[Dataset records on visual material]
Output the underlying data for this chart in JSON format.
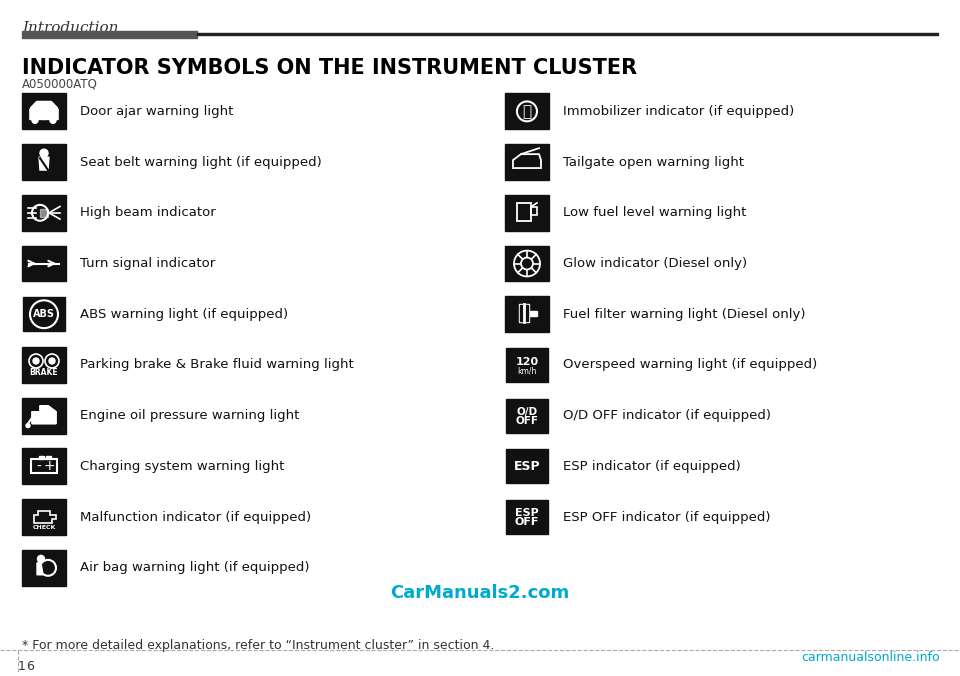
{
  "title": "INDICATOR SYMBOLS ON THE INSTRUMENT CLUSTER",
  "section_label": "Introduction",
  "subtitle": "A050000ATQ",
  "bg_color": "#ffffff",
  "title_color": "#000000",
  "header_bar_left_color": "#555555",
  "header_bar_right_color": "#222222",
  "footer_note": "* For more detailed explanations, refer to “Instrument cluster” in section 4.",
  "page_number": "1 6",
  "watermark": "CarManuals2.com",
  "watermark_color": "#00aacc",
  "carmanualsonline": "carmanualsonline.info",
  "carmanualsonline_color": "#00aacc",
  "left_items": [
    {
      "label": "Door ajar warning light"
    },
    {
      "label": "Seat belt warning light (if equipped)"
    },
    {
      "label": "High beam indicator"
    },
    {
      "label": "Turn signal indicator"
    },
    {
      "label": "ABS warning light (if equipped)"
    },
    {
      "label": "Parking brake & Brake fluid warning light"
    },
    {
      "label": "Engine oil pressure warning light"
    },
    {
      "label": "Charging system warning light"
    },
    {
      "label": "Malfunction indicator (if equipped)"
    },
    {
      "label": "Air bag warning light (if equipped)"
    }
  ],
  "right_items": [
    {
      "label": "Immobilizer indicator (if equipped)"
    },
    {
      "label": "Tailgate open warning light"
    },
    {
      "label": "Low fuel level warning light"
    },
    {
      "label": "Glow indicator (Diesel only)"
    },
    {
      "label": "Fuel filter warning light (Diesel only)"
    },
    {
      "label": "Overspeed warning light (if equipped)"
    },
    {
      "label": "O/D OFF indicator (if equipped)"
    },
    {
      "label": "ESP indicator (if equipped)"
    },
    {
      "label": "ESP OFF indicator (if equipped)"
    }
  ],
  "icon_bg": "#111111",
  "icon_fg": "#ffffff",
  "icon_size": 0.038,
  "text_fontsize": 10.5,
  "label_fontsize": 9.5,
  "title_fontsize": 15,
  "section_fontsize": 11
}
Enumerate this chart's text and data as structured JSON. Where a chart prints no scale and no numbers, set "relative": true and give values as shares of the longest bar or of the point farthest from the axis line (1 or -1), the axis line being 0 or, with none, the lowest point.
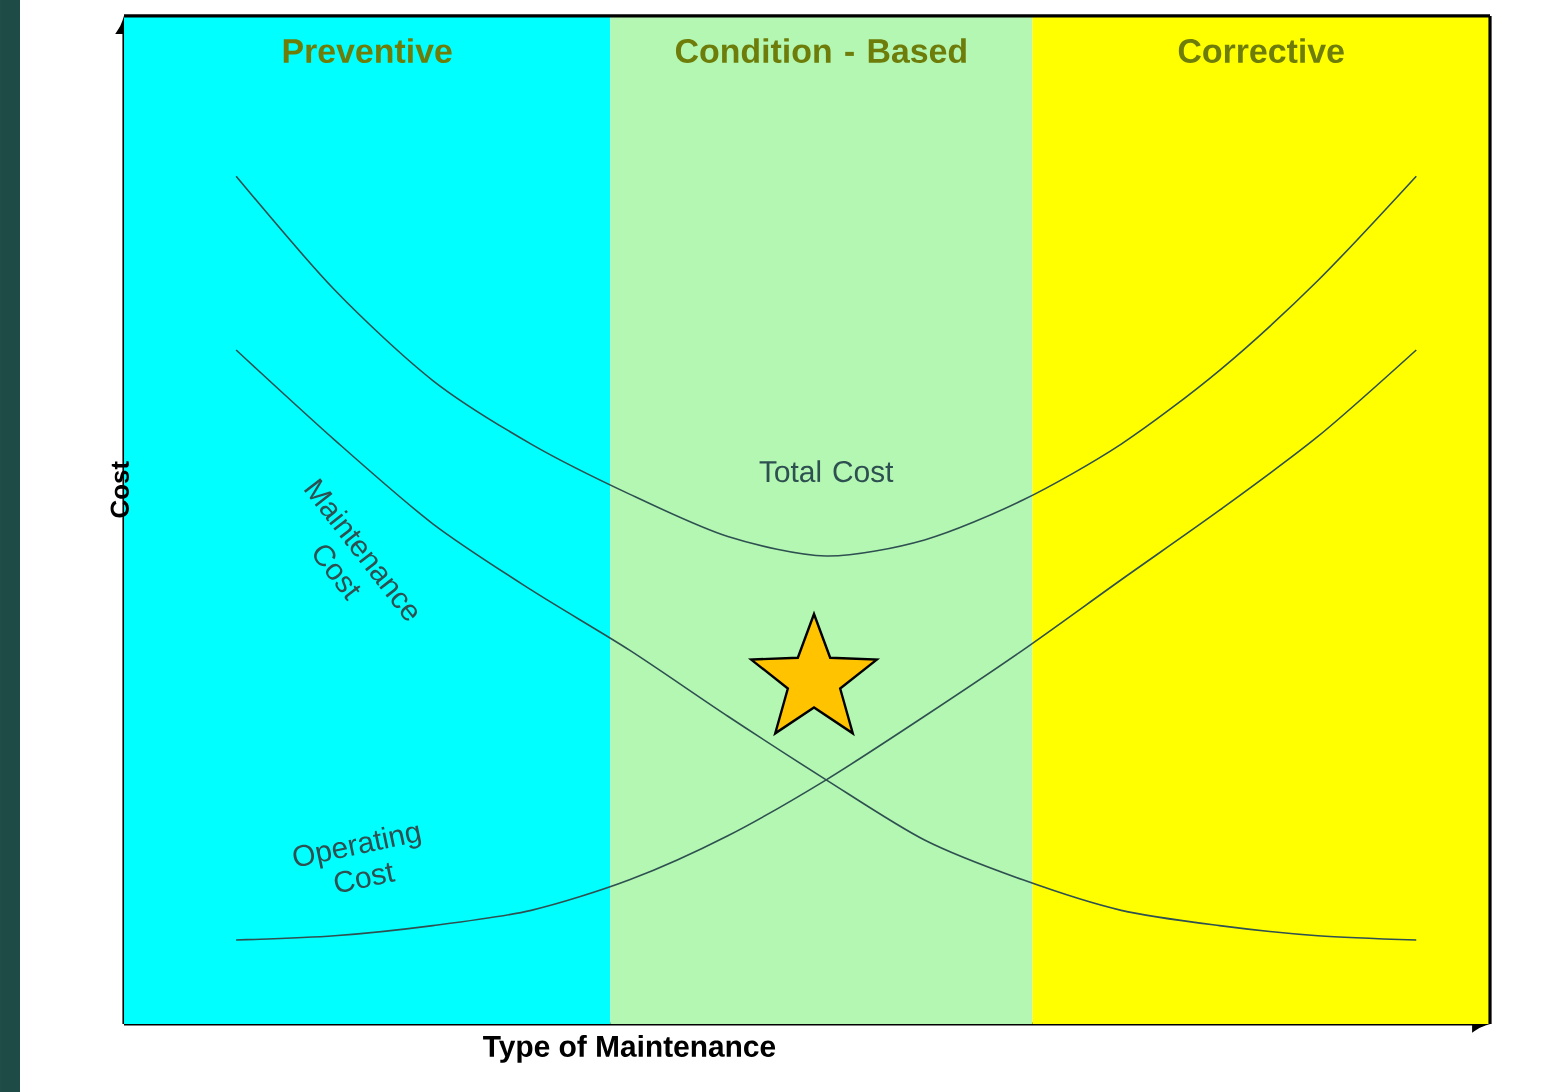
{
  "chart_data": {
    "type": "line",
    "relative": true,
    "xlabel": "Type of Maintenance",
    "ylabel": "Cost",
    "marker": "none",
    "line_style": "solid",
    "categories": [
      null,
      null,
      null,
      null,
      null,
      null,
      null,
      null,
      null,
      null,
      null,
      null,
      null
    ],
    "series": [
      {
        "name": "Total Cost",
        "color": "#2f5050",
        "values": [
          1.0,
          0.866,
          0.759,
          0.684,
          0.625,
          0.575,
          0.552,
          0.571,
          0.618,
          0.684,
          0.771,
          0.877,
          1.0
        ]
      },
      {
        "name": "Maintenance Cost",
        "color": "#2f5050",
        "values": [
          0.795,
          0.689,
          0.59,
          0.512,
          0.441,
          0.363,
          0.288,
          0.217,
          0.17,
          0.134,
          0.116,
          0.104,
          0.099
        ]
      },
      {
        "name": "Operating Cost",
        "color": "#2f5050",
        "values": [
          0.099,
          0.104,
          0.116,
          0.134,
          0.17,
          0.222,
          0.288,
          0.363,
          0.441,
          0.524,
          0.606,
          0.693,
          0.795
        ]
      }
    ],
    "annotations": [
      "Preventive",
      "Condition - Based",
      "Corrective"
    ]
  }
}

TASK REQUIREMENTS> Above are the records. Identify each line that contains the word "none".

CORRECT RESPONSE>
Enumerate this chart's text and data as structured JSON. Where a chart prints no scale and no numbers, set "relative": true and give values as shares of the longest bar or of the point farthest from the axis line (1 or -1), the axis line being 0 or, with none, the lowest point.
    "marker": "none",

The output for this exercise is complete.